[Extracted records]

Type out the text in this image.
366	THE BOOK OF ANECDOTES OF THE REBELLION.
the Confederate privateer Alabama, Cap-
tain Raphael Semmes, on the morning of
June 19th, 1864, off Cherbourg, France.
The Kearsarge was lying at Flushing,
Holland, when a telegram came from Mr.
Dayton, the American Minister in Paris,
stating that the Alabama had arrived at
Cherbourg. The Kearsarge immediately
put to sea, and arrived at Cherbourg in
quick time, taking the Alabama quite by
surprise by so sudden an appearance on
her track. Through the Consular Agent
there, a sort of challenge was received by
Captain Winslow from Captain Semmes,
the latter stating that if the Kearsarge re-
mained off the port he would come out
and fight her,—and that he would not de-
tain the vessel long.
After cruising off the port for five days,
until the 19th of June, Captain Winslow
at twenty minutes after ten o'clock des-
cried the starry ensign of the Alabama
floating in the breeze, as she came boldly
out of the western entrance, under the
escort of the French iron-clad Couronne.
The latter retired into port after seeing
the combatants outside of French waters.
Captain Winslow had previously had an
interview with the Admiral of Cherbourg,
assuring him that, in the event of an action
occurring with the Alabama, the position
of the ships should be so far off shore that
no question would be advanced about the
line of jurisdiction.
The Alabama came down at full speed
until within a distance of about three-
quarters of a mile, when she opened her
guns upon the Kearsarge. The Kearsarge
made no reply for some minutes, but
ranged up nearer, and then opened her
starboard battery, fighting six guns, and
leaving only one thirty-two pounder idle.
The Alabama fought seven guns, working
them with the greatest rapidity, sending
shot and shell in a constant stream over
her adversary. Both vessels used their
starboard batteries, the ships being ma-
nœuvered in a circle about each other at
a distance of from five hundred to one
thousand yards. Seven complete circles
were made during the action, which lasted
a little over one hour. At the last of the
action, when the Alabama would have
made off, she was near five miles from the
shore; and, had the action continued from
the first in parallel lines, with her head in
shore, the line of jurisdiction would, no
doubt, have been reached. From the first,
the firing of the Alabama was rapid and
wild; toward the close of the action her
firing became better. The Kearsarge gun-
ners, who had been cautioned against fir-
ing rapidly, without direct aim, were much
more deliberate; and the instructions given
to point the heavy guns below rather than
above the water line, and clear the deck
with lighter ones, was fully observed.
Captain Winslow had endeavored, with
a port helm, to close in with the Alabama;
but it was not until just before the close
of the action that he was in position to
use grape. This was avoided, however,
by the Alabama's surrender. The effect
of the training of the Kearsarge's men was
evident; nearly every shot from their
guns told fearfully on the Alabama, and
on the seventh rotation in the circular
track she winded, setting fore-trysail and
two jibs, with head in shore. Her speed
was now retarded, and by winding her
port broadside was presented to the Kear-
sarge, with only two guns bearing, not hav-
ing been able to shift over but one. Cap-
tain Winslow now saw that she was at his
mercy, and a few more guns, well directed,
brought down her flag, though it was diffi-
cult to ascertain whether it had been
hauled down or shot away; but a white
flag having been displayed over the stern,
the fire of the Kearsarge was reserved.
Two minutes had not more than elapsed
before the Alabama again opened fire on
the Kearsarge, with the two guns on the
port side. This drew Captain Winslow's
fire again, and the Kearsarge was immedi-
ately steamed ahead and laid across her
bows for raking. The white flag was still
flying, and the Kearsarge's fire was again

Problem to solve -
Your task is to reproduce the whole listing exactly.

The solution -
Type out the text in this image.
366	THE BOOK OF ANECDOTES OF THE REBELLION.
the Confederate privateer Alabama, Cap-
tain Raphael Semmes, on the morning of
June 19th, 1864, off Cherbourg, France.
The Kearsarge was lying at Flushing,
Holland, when a telegram came from Mr.
Dayton, the American Minister in Paris,
stating that the Alabama had arrived at
Cherbourg. The Kearsarge immediately
put to sea, and arrived at Cherbourg in
quick time, taking the Alabama quite by
surprise by so sudden an appearance on
her track. Through the Consular Agent
there, a sort of challenge was received by
Captain Winslow from Captain Semmes,
the latter stating that if the Kearsarge re-
mained off the port he would come out
and fight her,—and that he would not de-
tain the vessel long.
After cruising off the port for five days,
until the 19th of June, Captain Winslow
at twenty minutes after ten o'clock des-
cried the starry ensign of the Alabama
floating in the breeze, as she came boldly
out of the western entrance, under the
escort of the French iron-clad Couronne.
The latter retired into port after seeing
the combatants outside of French waters.
Captain Winslow had previously had an
interview with the Admiral of Cherbourg,
assuring him that, in the event of an action
occurring with the Alabama, the position
of the ships should be so far off shore that
no question would be advanced about the
line of jurisdiction.
The Alabama came down at full speed
until within a distance of about three-
quarters of a mile, when she opened her
guns upon the Kearsarge. The Kearsarge
made no reply for some minutes, but
ranged up nearer, and then opened her
starboard battery, fighting six guns, and
leaving only one thirty-two pounder idle.
The Alabama fought seven guns, working
them with the greatest rapidity, sending
shot and shell in a constant stream over
her adversary. Both vessels used their
starboard batteries, the ships being ma-
nœuvered in a circle about each other at
a distance of from five hundred to one
thousand yards. Seven complete circles
were made during the action, which lasted
a little over one hour. At the last of the
action, when the Alabama would have
made off, she was near five miles from the
shore; and, had the action continued from
the first in parallel lines, with her head in
shore, the line of jurisdiction would, no
doubt, have been reached. From the first,
the firing of the Alabama was rapid and
wild; toward the close of the action her
firing became better. The Kearsarge gun-
ners, who had been cautioned against fir-
ing rapidly, without direct aim, were much
more deliberate; and the instructions given
to point the heavy guns below rather than
above the water line, and clear the deck
with lighter ones, was fully observed.
Captain Winslow had endeavored, with
a port helm, to close in with the Alabama;
but it was not until just before the close
of the action that he was in position to
use grape. This was avoided, however,
by the Alabama's surrender. The effect
of the training of the Kearsarge's men was
evident; nearly every shot from their
guns told fearfully on the Alabama, and
on the seventh rotation in the circular
track she winded, setting fore-trysail and
two jibs, with head in shore. Her speed
was now retarded, and by winding her
port broadside was presented to the Kear-
sarge, with only two guns bearing, not hav-
ing been able to shift over but one. Cap-
tain Winslow now saw that she was at his
mercy, and a few more guns, well directed,
brought down her flag, though it was diffi-
cult to ascertain whether it had been
hauled down or shot away; but a white
flag having been displayed over the stern,
the fire of the Kearsarge was reserved.
Two minutes had not more than elapsed
before the Alabama again opened fire on
the Kearsarge, with the two guns on the
port side. This drew Captain Winslow's
fire again, and the Kearsarge was immedi-
ately steamed ahead and laid across her
bows for raking. The white flag was still
flying, and the Kearsarge's fire was again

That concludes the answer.